— START OF Data to use —

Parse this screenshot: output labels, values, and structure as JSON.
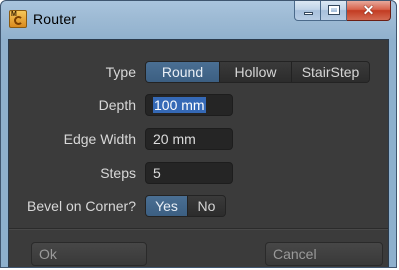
{
  "window": {
    "title": "Router"
  },
  "form": {
    "type": {
      "label": "Type",
      "options": [
        "Round",
        "Hollow",
        "StairStep"
      ],
      "selected": "Round"
    },
    "depth": {
      "label": "Depth",
      "value": "100 mm"
    },
    "edge_width": {
      "label": "Edge Width",
      "value": "20 mm"
    },
    "steps": {
      "label": "Steps",
      "value": "5"
    },
    "bevel_on_corner": {
      "label": "Bevel on Corner?",
      "options": [
        "Yes",
        "No"
      ],
      "selected": "Yes"
    }
  },
  "buttons": {
    "ok": "Ok",
    "cancel": "Cancel"
  },
  "icons": {
    "app": "router-app-icon",
    "minimize": "minimize-icon",
    "maximize": "maximize-icon",
    "close": "close-icon"
  },
  "colors": {
    "accent": "#4a6f93",
    "selection": "#3569b6",
    "panel": "#3b3b3b"
  }
}
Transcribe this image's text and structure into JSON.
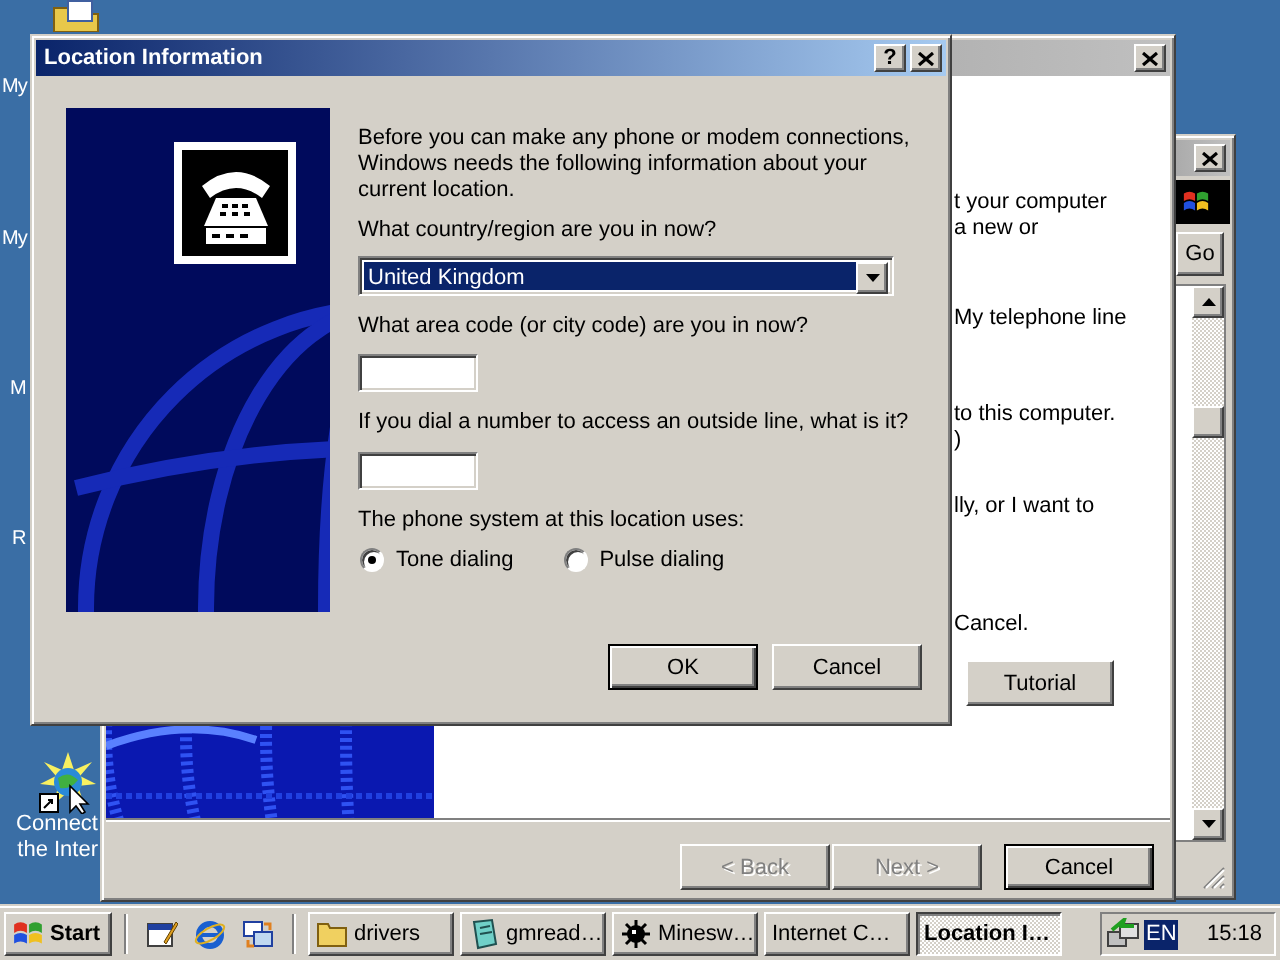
{
  "desktop": {
    "icon_labels": [
      "My",
      "My",
      "M",
      "R"
    ],
    "shortcut": {
      "lines": [
        "Connect",
        "the Inter"
      ]
    }
  },
  "back_window": {
    "active": false,
    "go_button": "Go"
  },
  "wizard": {
    "active": false,
    "paragraphs": [
      [
        "t your computer",
        "a new or"
      ],
      [
        "My telephone line"
      ],
      [
        "to this computer.",
        ")"
      ],
      [
        "lly, or I want to"
      ],
      [
        "Cancel."
      ]
    ],
    "tutorial_button": "Tutorial",
    "buttons": [
      {
        "label": "< Back",
        "disabled": true,
        "default": false
      },
      {
        "label": "Next >",
        "disabled": true,
        "default": false
      },
      {
        "label": "Cancel",
        "disabled": false,
        "default": true
      }
    ]
  },
  "dialog": {
    "title": "Location Information",
    "active": true,
    "help_button": "?",
    "intro": "Before you can make any phone or modem connections, Windows needs the following information about your current location.",
    "country": {
      "label": "What country/region are you in now?",
      "value": "United Kingdom",
      "focused": true
    },
    "area_code": {
      "label": "What area code (or city code) are you in now?"
    },
    "outside_line": {
      "label": "If you dial a number to access an outside line, what is it?"
    },
    "phone_system": {
      "label": "The phone system at this location uses:",
      "options": [
        {
          "label": "Tone dialing",
          "selected": true
        },
        {
          "label": "Pulse dialing",
          "selected": false
        }
      ]
    },
    "buttons": [
      {
        "label": "OK",
        "default": true
      },
      {
        "label": "Cancel",
        "default": false
      }
    ]
  },
  "taskbar": {
    "start": "Start",
    "tasks": [
      {
        "label": "drivers",
        "kind": "folder",
        "selected": false
      },
      {
        "label": "gmread…",
        "kind": "document",
        "selected": false
      },
      {
        "label": "Minesw…",
        "kind": "mine",
        "selected": false
      },
      {
        "label": "Internet C…",
        "selected": false
      },
      {
        "label": "Location I…",
        "selected": true
      }
    ],
    "tray": {
      "language": "EN",
      "clock": "15:18"
    }
  }
}
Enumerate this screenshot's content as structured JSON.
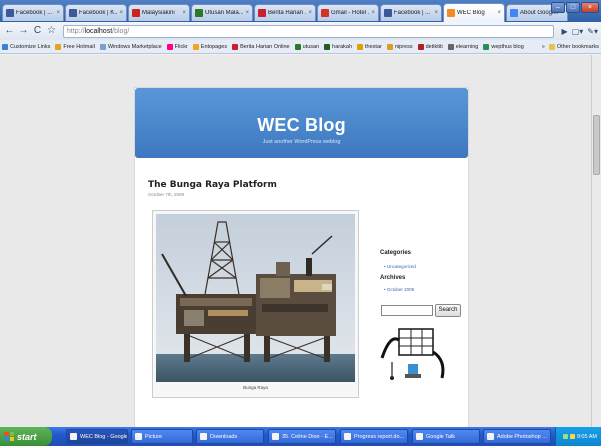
{
  "browser": {
    "tabs": [
      {
        "label": "Facebook | ...",
        "favicon_color": "#3b5998",
        "favicon": "facebook-icon",
        "active": false
      },
      {
        "label": "Facebook | K...",
        "favicon_color": "#3b5998",
        "favicon": "facebook-icon",
        "active": false
      },
      {
        "label": "Malaysiakini",
        "favicon_color": "#cc2222",
        "favicon": "news-icon",
        "active": false
      },
      {
        "label": "Utusan Mala...",
        "favicon_color": "#2a7a2a",
        "favicon": "news-icon",
        "active": false
      },
      {
        "label": "Berita Harian ...",
        "favicon_color": "#c8202f",
        "favicon": "news-icon",
        "active": false
      },
      {
        "label": "Gmail - Hotel ...",
        "favicon_color": "#d93025",
        "favicon": "gmail-icon",
        "active": false
      },
      {
        "label": "Facebook | ...",
        "favicon_color": "#3b5998",
        "favicon": "facebook-icon",
        "active": false
      },
      {
        "label": "WEC Blog",
        "favicon_color": "#f28c28",
        "favicon": "page-icon",
        "active": true
      },
      {
        "label": "About Googl...",
        "favicon_color": "#4285f4",
        "favicon": "google-icon",
        "active": false
      }
    ],
    "address": {
      "protocol": "http://",
      "host": "localhost",
      "path": "/blog/"
    },
    "bookmarks": [
      {
        "label": "Customize Links",
        "color": "#3b82d6"
      },
      {
        "label": "Free Hotmail",
        "color": "#e6a51e"
      },
      {
        "label": "Windows Marketplace",
        "color": "#7aa0d0"
      },
      {
        "label": "Flickr",
        "color": "#ff0084"
      },
      {
        "label": "Entopages",
        "color": "#f4a31c"
      },
      {
        "label": "Berita Harian Online",
        "color": "#c8202f"
      },
      {
        "label": "utusan",
        "color": "#2a7a2a"
      },
      {
        "label": "harakah",
        "color": "#1f5e1f"
      },
      {
        "label": "thestar",
        "color": "#e0a100"
      },
      {
        "label": "nipress",
        "color": "#d8a020"
      },
      {
        "label": "detiktiti",
        "color": "#b02020"
      },
      {
        "label": "elearning",
        "color": "#666666"
      },
      {
        "label": "wepthus blog",
        "color": "#2e8b57"
      }
    ],
    "other_bookmarks": "Other bookmarks"
  },
  "blog": {
    "title": "WEC Blog",
    "description": "Just another WordPress weblog",
    "post": {
      "title": "The Bunga Raya Platform",
      "date": "October 7th, 2009",
      "caption": "Bunga Raya"
    },
    "sidebar": {
      "categories_heading": "Categories",
      "categories": [
        "Uncategorized"
      ],
      "archives_heading": "Archives",
      "archives": [
        "October 2009"
      ],
      "search_button": "Search"
    }
  },
  "taskbar": {
    "start_label": "start",
    "tasks": [
      {
        "label": "WEC Blog - Google ...",
        "active": true
      },
      {
        "label": "Picture",
        "active": false
      },
      {
        "label": "Downloads",
        "active": false
      },
      {
        "label": "35. Celine Dion - E...",
        "active": false
      },
      {
        "label": "Progress report.do...",
        "active": false
      },
      {
        "label": "Google Talk",
        "active": false
      },
      {
        "label": "Adobe Photoshop ...",
        "active": false
      }
    ],
    "clock": "9:05 AM"
  }
}
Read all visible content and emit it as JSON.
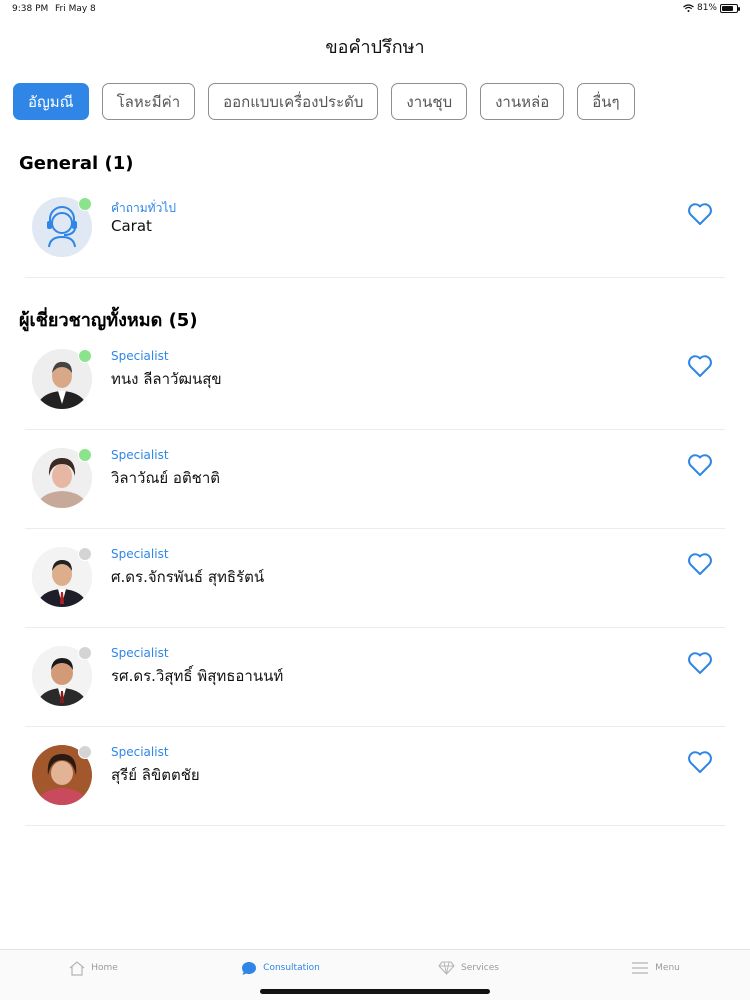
{
  "status_bar": {
    "time": "9:38 PM",
    "date": "Fri May 8",
    "battery": "81%",
    "battery_level": 0.81
  },
  "nav": {
    "title": "ขอคำปรึกษา"
  },
  "categories": [
    {
      "label": "อัญมณี",
      "active": true
    },
    {
      "label": "โลหะมีค่า",
      "active": false
    },
    {
      "label": "ออกแบบเครื่องประดับ",
      "active": false
    },
    {
      "label": "งานชุบ",
      "active": false
    },
    {
      "label": "งานหล่อ",
      "active": false
    },
    {
      "label": "อื่นๆ",
      "active": false
    }
  ],
  "sections": {
    "general": {
      "title": "General (1)",
      "items": [
        {
          "role": "คำถามทั่วไป",
          "name": "Carat",
          "online": true,
          "icon": "support-agent-icon"
        }
      ]
    },
    "specialists": {
      "title": "ผู้เชี่ยวชาญทั้งหมด (5)",
      "items": [
        {
          "role": "Specialist",
          "name": "ทนง ลีลาวัฒนสุข",
          "online": true
        },
        {
          "role": "Specialist",
          "name": "วิลาวัณย์ อติชาติ",
          "online": true
        },
        {
          "role": "Specialist",
          "name": "ศ.ดร.จักรพันธ์  สุทธิรัตน์",
          "online": false
        },
        {
          "role": "Specialist",
          "name": "รศ.ดร.วิสุทธิ์  พิสุทธอานนท์",
          "online": false
        },
        {
          "role": "Specialist",
          "name": "สุรีย์ ลิขิตตชัย",
          "online": false
        }
      ]
    }
  },
  "tab_bar": [
    {
      "label": "Home",
      "icon": "home-icon",
      "active": false
    },
    {
      "label": "Consultation",
      "icon": "chat-bubble-icon",
      "active": true
    },
    {
      "label": "Services",
      "icon": "diamond-icon",
      "active": false
    },
    {
      "label": "Menu",
      "icon": "menu-icon",
      "active": false
    }
  ],
  "colors": {
    "accent": "#2f86e6",
    "online": "#8be38b",
    "offline": "#d4d4d4"
  }
}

— END OF Data to use —

Task: Find the word "name" and list each line it appears in.

The solution:
          "name": "Carat",
          "name": "ทนง ลีลาวัฒนสุข",
          "name": "วิลาวัณย์ อติชาติ",
          "name": "ศ.ดร.จักรพันธ์  สุทธิรัตน์",
          "name": "รศ.ดร.วิสุทธิ์  พิสุทธอานนท์",
          "name": "สุรีย์ ลิขิตตชัย",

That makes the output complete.